--- BEGIN ---
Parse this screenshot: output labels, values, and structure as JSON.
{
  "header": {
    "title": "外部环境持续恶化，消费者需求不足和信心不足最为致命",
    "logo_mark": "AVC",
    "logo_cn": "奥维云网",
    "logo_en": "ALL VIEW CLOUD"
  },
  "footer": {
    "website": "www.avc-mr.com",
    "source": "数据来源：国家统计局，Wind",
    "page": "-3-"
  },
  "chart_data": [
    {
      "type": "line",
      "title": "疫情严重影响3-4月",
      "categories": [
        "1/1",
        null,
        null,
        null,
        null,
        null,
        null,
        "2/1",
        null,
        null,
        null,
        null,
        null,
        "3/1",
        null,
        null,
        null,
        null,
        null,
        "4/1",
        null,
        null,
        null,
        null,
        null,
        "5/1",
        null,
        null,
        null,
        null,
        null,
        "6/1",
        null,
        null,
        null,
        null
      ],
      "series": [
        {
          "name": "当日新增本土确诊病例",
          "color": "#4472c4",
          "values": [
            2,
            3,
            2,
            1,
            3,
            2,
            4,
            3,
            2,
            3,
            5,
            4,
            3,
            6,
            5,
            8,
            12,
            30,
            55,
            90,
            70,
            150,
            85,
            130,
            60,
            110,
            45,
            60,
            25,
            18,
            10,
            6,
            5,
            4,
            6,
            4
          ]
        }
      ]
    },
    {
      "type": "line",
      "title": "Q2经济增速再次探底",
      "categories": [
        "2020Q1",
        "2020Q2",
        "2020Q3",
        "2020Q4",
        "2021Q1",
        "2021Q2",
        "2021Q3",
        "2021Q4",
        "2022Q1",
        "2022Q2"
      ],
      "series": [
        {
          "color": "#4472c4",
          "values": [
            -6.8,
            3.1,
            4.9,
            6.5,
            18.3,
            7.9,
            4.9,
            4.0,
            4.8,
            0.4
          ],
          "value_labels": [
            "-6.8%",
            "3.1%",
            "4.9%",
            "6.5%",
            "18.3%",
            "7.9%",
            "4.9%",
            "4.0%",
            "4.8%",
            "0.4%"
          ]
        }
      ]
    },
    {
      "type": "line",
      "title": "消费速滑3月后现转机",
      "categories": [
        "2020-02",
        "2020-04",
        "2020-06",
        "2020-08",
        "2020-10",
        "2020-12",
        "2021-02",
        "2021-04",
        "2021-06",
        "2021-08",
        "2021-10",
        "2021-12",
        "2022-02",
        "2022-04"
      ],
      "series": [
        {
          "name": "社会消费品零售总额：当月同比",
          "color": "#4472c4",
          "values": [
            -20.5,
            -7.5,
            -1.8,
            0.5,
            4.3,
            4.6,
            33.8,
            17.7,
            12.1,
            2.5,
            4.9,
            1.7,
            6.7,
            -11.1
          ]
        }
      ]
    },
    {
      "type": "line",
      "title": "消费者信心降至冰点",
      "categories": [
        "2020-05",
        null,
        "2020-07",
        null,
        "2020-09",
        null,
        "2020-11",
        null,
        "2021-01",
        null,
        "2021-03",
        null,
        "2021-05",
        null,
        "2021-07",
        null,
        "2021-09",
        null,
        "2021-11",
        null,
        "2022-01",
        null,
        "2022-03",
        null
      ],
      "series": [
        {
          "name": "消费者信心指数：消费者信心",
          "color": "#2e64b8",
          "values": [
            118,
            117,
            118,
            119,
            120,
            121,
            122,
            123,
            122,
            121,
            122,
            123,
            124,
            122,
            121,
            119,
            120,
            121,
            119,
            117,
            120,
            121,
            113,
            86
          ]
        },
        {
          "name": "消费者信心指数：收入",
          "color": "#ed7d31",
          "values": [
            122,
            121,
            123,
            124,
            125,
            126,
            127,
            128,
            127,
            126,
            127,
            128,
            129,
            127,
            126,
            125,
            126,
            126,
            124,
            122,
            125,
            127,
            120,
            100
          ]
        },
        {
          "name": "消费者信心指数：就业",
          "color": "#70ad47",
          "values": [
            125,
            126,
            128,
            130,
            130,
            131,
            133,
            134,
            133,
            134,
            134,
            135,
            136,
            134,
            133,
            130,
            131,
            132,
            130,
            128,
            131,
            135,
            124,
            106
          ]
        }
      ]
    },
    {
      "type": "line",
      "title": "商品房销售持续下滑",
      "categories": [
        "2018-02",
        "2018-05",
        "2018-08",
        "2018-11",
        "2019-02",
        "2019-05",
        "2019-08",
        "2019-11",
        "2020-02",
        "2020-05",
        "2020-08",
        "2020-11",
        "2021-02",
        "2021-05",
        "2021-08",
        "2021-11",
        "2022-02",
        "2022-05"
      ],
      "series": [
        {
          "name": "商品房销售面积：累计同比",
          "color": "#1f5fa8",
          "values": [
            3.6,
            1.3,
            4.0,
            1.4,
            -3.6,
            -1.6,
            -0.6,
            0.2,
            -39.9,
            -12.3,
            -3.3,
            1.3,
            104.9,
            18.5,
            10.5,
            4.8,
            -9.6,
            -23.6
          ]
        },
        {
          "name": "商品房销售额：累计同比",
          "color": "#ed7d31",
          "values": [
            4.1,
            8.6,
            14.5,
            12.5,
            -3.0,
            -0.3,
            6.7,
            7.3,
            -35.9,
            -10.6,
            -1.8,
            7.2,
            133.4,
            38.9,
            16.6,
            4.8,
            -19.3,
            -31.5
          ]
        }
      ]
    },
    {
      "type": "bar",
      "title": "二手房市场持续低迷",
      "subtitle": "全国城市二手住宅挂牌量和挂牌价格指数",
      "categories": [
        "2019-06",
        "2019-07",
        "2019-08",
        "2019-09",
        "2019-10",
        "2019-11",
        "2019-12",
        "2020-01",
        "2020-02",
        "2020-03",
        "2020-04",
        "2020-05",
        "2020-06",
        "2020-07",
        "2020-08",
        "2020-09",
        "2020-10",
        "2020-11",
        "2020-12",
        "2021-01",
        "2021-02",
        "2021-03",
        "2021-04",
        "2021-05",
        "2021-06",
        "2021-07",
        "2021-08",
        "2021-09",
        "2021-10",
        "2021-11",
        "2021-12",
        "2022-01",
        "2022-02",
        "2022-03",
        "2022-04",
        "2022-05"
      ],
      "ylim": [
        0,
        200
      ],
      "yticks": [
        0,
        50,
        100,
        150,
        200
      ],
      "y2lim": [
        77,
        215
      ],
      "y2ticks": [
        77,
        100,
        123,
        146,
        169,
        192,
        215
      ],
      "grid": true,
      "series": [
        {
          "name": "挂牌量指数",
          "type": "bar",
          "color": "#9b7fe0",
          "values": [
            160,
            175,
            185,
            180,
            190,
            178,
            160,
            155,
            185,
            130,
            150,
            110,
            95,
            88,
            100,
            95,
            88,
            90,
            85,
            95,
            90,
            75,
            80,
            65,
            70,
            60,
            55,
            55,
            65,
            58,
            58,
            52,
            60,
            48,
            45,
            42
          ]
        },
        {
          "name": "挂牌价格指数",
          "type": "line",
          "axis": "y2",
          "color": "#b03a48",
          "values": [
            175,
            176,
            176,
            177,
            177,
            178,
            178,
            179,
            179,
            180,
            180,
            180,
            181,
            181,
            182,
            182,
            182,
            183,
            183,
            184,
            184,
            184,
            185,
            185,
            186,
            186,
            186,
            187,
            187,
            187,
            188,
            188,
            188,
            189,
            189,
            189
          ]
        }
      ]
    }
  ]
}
--- END ---
> The exercise: Retype the whole listing above exactly.

> Finished answer:
Parse this screenshot: output labels, values, and structure as JSON.
{
  "header": {
    "title": "外部环境持续恶化，消费者需求不足和信心不足最为致命",
    "logo_mark": "AVC",
    "logo_cn": "奥维云网",
    "logo_en": "ALL VIEW CLOUD"
  },
  "footer": {
    "website": "www.avc-mr.com",
    "source": "数据来源：国家统计局，Wind",
    "page": "-3-"
  },
  "chart_data": [
    {
      "type": "line",
      "title": "疫情严重影响3-4月",
      "categories": [
        "1/1",
        null,
        null,
        null,
        null,
        null,
        null,
        "2/1",
        null,
        null,
        null,
        null,
        null,
        "3/1",
        null,
        null,
        null,
        null,
        null,
        "4/1",
        null,
        null,
        null,
        null,
        null,
        "5/1",
        null,
        null,
        null,
        null,
        null,
        "6/1",
        null,
        null,
        null,
        null
      ],
      "series": [
        {
          "name": "当日新增本土确诊病例",
          "color": "#4472c4",
          "values": [
            2,
            3,
            2,
            1,
            3,
            2,
            4,
            3,
            2,
            3,
            5,
            4,
            3,
            6,
            5,
            8,
            12,
            30,
            55,
            90,
            70,
            150,
            85,
            130,
            60,
            110,
            45,
            60,
            25,
            18,
            10,
            6,
            5,
            4,
            6,
            4
          ]
        }
      ]
    },
    {
      "type": "line",
      "title": "Q2经济增速再次探底",
      "categories": [
        "2020Q1",
        "2020Q2",
        "2020Q3",
        "2020Q4",
        "2021Q1",
        "2021Q2",
        "2021Q3",
        "2021Q4",
        "2022Q1",
        "2022Q2"
      ],
      "series": [
        {
          "color": "#4472c4",
          "values": [
            -6.8,
            3.1,
            4.9,
            6.5,
            18.3,
            7.9,
            4.9,
            4.0,
            4.8,
            0.4
          ],
          "value_labels": [
            "-6.8%",
            "3.1%",
            "4.9%",
            "6.5%",
            "18.3%",
            "7.9%",
            "4.9%",
            "4.0%",
            "4.8%",
            "0.4%"
          ]
        }
      ]
    },
    {
      "type": "line",
      "title": "消费速滑3月后现转机",
      "categories": [
        "2020-02",
        "2020-04",
        "2020-06",
        "2020-08",
        "2020-10",
        "2020-12",
        "2021-02",
        "2021-04",
        "2021-06",
        "2021-08",
        "2021-10",
        "2021-12",
        "2022-02",
        "2022-04"
      ],
      "series": [
        {
          "name": "社会消费品零售总额：当月同比",
          "color": "#4472c4",
          "values": [
            -20.5,
            -7.5,
            -1.8,
            0.5,
            4.3,
            4.6,
            33.8,
            17.7,
            12.1,
            2.5,
            4.9,
            1.7,
            6.7,
            -11.1
          ]
        }
      ]
    },
    {
      "type": "line",
      "title": "消费者信心降至冰点",
      "categories": [
        "2020-05",
        null,
        "2020-07",
        null,
        "2020-09",
        null,
        "2020-11",
        null,
        "2021-01",
        null,
        "2021-03",
        null,
        "2021-05",
        null,
        "2021-07",
        null,
        "2021-09",
        null,
        "2021-11",
        null,
        "2022-01",
        null,
        "2022-03",
        null
      ],
      "series": [
        {
          "name": "消费者信心指数：消费者信心",
          "color": "#2e64b8",
          "values": [
            118,
            117,
            118,
            119,
            120,
            121,
            122,
            123,
            122,
            121,
            122,
            123,
            124,
            122,
            121,
            119,
            120,
            121,
            119,
            117,
            120,
            121,
            113,
            86
          ]
        },
        {
          "name": "消费者信心指数：收入",
          "color": "#ed7d31",
          "values": [
            122,
            121,
            123,
            124,
            125,
            126,
            127,
            128,
            127,
            126,
            127,
            128,
            129,
            127,
            126,
            125,
            126,
            126,
            124,
            122,
            125,
            127,
            120,
            100
          ]
        },
        {
          "name": "消费者信心指数：就业",
          "color": "#70ad47",
          "values": [
            125,
            126,
            128,
            130,
            130,
            131,
            133,
            134,
            133,
            134,
            134,
            135,
            136,
            134,
            133,
            130,
            131,
            132,
            130,
            128,
            131,
            135,
            124,
            106
          ]
        }
      ]
    },
    {
      "type": "line",
      "title": "商品房销售持续下滑",
      "categories": [
        "2018-02",
        "2018-05",
        "2018-08",
        "2018-11",
        "2019-02",
        "2019-05",
        "2019-08",
        "2019-11",
        "2020-02",
        "2020-05",
        "2020-08",
        "2020-11",
        "2021-02",
        "2021-05",
        "2021-08",
        "2021-11",
        "2022-02",
        "2022-05"
      ],
      "series": [
        {
          "name": "商品房销售面积：累计同比",
          "color": "#1f5fa8",
          "values": [
            3.6,
            1.3,
            4.0,
            1.4,
            -3.6,
            -1.6,
            -0.6,
            0.2,
            -39.9,
            -12.3,
            -3.3,
            1.3,
            104.9,
            18.5,
            10.5,
            4.8,
            -9.6,
            -23.6
          ]
        },
        {
          "name": "商品房销售额：累计同比",
          "color": "#ed7d31",
          "values": [
            4.1,
            8.6,
            14.5,
            12.5,
            -3.0,
            -0.3,
            6.7,
            7.3,
            -35.9,
            -10.6,
            -1.8,
            7.2,
            133.4,
            38.9,
            16.6,
            4.8,
            -19.3,
            -31.5
          ]
        }
      ]
    },
    {
      "type": "bar",
      "title": "二手房市场持续低迷",
      "subtitle": "全国城市二手住宅挂牌量和挂牌价格指数",
      "categories": [
        "2019-06",
        "2019-07",
        "2019-08",
        "2019-09",
        "2019-10",
        "2019-11",
        "2019-12",
        "2020-01",
        "2020-02",
        "2020-03",
        "2020-04",
        "2020-05",
        "2020-06",
        "2020-07",
        "2020-08",
        "2020-09",
        "2020-10",
        "2020-11",
        "2020-12",
        "2021-01",
        "2021-02",
        "2021-03",
        "2021-04",
        "2021-05",
        "2021-06",
        "2021-07",
        "2021-08",
        "2021-09",
        "2021-10",
        "2021-11",
        "2021-12",
        "2022-01",
        "2022-02",
        "2022-03",
        "2022-04",
        "2022-05"
      ],
      "ylim": [
        0,
        200
      ],
      "yticks": [
        0,
        50,
        100,
        150,
        200
      ],
      "y2lim": [
        77,
        215
      ],
      "y2ticks": [
        77,
        100,
        123,
        146,
        169,
        192,
        215
      ],
      "grid": true,
      "series": [
        {
          "name": "挂牌量指数",
          "type": "bar",
          "color": "#9b7fe0",
          "values": [
            160,
            175,
            185,
            180,
            190,
            178,
            160,
            155,
            185,
            130,
            150,
            110,
            95,
            88,
            100,
            95,
            88,
            90,
            85,
            95,
            90,
            75,
            80,
            65,
            70,
            60,
            55,
            55,
            65,
            58,
            58,
            52,
            60,
            48,
            45,
            42
          ]
        },
        {
          "name": "挂牌价格指数",
          "type": "line",
          "axis": "y2",
          "color": "#b03a48",
          "values": [
            175,
            176,
            176,
            177,
            177,
            178,
            178,
            179,
            179,
            180,
            180,
            180,
            181,
            181,
            182,
            182,
            182,
            183,
            183,
            184,
            184,
            184,
            185,
            185,
            186,
            186,
            186,
            187,
            187,
            187,
            188,
            188,
            188,
            189,
            189,
            189
          ]
        }
      ]
    }
  ]
}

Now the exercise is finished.